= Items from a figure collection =
####

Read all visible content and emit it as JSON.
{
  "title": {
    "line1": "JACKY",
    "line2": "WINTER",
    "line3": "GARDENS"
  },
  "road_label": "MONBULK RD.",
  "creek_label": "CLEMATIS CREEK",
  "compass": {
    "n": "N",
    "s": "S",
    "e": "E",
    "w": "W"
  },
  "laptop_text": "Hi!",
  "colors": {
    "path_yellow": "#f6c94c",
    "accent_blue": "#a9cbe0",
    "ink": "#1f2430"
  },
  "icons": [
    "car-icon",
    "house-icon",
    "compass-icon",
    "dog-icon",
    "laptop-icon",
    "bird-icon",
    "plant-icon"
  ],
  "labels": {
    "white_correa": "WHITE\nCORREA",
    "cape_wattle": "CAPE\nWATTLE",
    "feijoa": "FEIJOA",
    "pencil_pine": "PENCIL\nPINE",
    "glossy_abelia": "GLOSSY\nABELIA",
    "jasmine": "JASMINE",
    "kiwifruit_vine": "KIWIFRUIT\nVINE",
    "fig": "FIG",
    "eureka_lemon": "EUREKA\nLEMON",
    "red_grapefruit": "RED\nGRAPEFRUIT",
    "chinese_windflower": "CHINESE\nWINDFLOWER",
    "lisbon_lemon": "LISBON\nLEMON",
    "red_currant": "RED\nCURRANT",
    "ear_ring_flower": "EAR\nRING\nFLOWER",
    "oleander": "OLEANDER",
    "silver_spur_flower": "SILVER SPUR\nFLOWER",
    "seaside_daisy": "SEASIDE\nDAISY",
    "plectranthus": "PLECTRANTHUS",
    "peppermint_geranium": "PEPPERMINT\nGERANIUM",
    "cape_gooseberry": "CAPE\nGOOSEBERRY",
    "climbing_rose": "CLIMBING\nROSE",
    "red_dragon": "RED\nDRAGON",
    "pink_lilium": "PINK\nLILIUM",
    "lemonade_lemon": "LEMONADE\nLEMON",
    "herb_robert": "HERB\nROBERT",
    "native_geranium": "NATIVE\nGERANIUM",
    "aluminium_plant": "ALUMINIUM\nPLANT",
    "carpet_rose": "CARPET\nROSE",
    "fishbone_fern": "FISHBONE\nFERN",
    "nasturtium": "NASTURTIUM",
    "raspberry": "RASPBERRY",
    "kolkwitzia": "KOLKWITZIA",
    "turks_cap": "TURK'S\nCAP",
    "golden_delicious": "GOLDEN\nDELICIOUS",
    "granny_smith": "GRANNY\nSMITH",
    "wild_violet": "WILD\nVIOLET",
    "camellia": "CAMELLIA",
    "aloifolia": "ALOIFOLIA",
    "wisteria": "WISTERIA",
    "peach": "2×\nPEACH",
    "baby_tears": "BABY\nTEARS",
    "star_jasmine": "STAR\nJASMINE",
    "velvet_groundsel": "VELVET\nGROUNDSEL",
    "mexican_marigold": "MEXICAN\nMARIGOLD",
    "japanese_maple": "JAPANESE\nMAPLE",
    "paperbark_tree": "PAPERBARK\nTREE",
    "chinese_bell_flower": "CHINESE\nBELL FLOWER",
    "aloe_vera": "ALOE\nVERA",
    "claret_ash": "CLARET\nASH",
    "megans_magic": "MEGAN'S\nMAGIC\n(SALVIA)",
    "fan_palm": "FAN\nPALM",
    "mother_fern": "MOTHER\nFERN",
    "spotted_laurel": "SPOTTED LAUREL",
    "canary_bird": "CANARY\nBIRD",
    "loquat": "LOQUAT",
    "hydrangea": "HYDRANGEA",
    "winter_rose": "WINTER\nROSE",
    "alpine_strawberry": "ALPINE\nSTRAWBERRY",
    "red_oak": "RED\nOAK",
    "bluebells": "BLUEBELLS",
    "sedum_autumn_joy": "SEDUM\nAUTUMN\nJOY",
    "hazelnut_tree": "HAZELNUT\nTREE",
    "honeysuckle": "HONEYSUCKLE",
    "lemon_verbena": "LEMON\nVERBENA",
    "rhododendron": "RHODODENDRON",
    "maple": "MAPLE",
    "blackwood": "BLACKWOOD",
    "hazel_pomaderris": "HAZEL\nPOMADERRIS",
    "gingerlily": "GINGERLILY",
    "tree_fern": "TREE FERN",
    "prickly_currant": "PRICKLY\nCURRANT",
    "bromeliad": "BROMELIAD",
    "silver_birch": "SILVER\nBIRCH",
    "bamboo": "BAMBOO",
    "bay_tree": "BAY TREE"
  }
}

####

Retype the entries one by one, exactly.

Read all visible content and emit it as JSON.
{
  "title": {
    "line1": "JACKY",
    "line2": "WINTER",
    "line3": "GARDENS"
  },
  "road_label": "MONBULK RD.",
  "creek_label": "CLEMATIS CREEK",
  "compass": {
    "n": "N",
    "s": "S",
    "e": "E",
    "w": "W"
  },
  "laptop_text": "Hi!",
  "colors": {
    "path_yellow": "#f6c94c",
    "accent_blue": "#a9cbe0",
    "ink": "#1f2430"
  },
  "icons": [
    "car-icon",
    "house-icon",
    "compass-icon",
    "dog-icon",
    "laptop-icon",
    "bird-icon",
    "plant-icon"
  ],
  "labels": {
    "white_correa": "WHITE\nCORREA",
    "cape_wattle": "CAPE\nWATTLE",
    "feijoa": "FEIJOA",
    "pencil_pine": "PENCIL\nPINE",
    "glossy_abelia": "GLOSSY\nABELIA",
    "jasmine": "JASMINE",
    "kiwifruit_vine": "KIWIFRUIT\nVINE",
    "fig": "FIG",
    "eureka_lemon": "EUREKA\nLEMON",
    "red_grapefruit": "RED\nGRAPEFRUIT",
    "chinese_windflower": "CHINESE\nWINDFLOWER",
    "lisbon_lemon": "LISBON\nLEMON",
    "red_currant": "RED\nCURRANT",
    "ear_ring_flower": "EAR\nRING\nFLOWER",
    "oleander": "OLEANDER",
    "silver_spur_flower": "SILVER SPUR\nFLOWER",
    "seaside_daisy": "SEASIDE\nDAISY",
    "plectranthus": "PLECTRANTHUS",
    "peppermint_geranium": "PEPPERMINT\nGERANIUM",
    "cape_gooseberry": "CAPE\nGOOSEBERRY",
    "climbing_rose": "CLIMBING\nROSE",
    "red_dragon": "RED\nDRAGON",
    "pink_lilium": "PINK\nLILIUM",
    "lemonade_lemon": "LEMONADE\nLEMON",
    "herb_robert": "HERB\nROBERT",
    "native_geranium": "NATIVE\nGERANIUM",
    "aluminium_plant": "ALUMINIUM\nPLANT",
    "carpet_rose": "CARPET\nROSE",
    "fishbone_fern": "FISHBONE\nFERN",
    "nasturtium": "NASTURTIUM",
    "raspberry": "RASPBERRY",
    "kolkwitzia": "KOLKWITZIA",
    "turks_cap": "TURK'S\nCAP",
    "golden_delicious": "GOLDEN\nDELICIOUS",
    "granny_smith": "GRANNY\nSMITH",
    "wild_violet": "WILD\nVIOLET",
    "camellia": "CAMELLIA",
    "aloifolia": "ALOIFOLIA",
    "wisteria": "WISTERIA",
    "peach": "2×\nPEACH",
    "baby_tears": "BABY\nTEARS",
    "star_jasmine": "STAR\nJASMINE",
    "velvet_groundsel": "VELVET\nGROUNDSEL",
    "mexican_marigold": "MEXICAN\nMARIGOLD",
    "japanese_maple": "JAPANESE\nMAPLE",
    "paperbark_tree": "PAPERBARK\nTREE",
    "chinese_bell_flower": "CHINESE\nBELL FLOWER",
    "aloe_vera": "ALOE\nVERA",
    "claret_ash": "CLARET\nASH",
    "megans_magic": "MEGAN'S\nMAGIC\n(SALVIA)",
    "fan_palm": "FAN\nPALM",
    "mother_fern": "MOTHER\nFERN",
    "spotted_laurel": "SPOTTED LAUREL",
    "canary_bird": "CANARY\nBIRD",
    "loquat": "LOQUAT",
    "hydrangea": "HYDRANGEA",
    "winter_rose": "WINTER\nROSE",
    "alpine_strawberry": "ALPINE\nSTRAWBERRY",
    "red_oak": "RED\nOAK",
    "bluebells": "BLUEBELLS",
    "sedum_autumn_joy": "SEDUM\nAUTUMN\nJOY",
    "hazelnut_tree": "HAZELNUT\nTREE",
    "honeysuckle": "HONEYSUCKLE",
    "lemon_verbena": "LEMON\nVERBENA",
    "rhododendron": "RHODODENDRON",
    "maple": "MAPLE",
    "blackwood": "BLACKWOOD",
    "hazel_pomaderris": "HAZEL\nPOMADERRIS",
    "gingerlily": "GINGERLILY",
    "tree_fern": "TREE FERN",
    "prickly_currant": "PRICKLY\nCURRANT",
    "bromeliad": "BROMELIAD",
    "silver_birch": "SILVER\nBIRCH",
    "bamboo": "BAMBOO",
    "bay_tree": "BAY TREE"
  }
}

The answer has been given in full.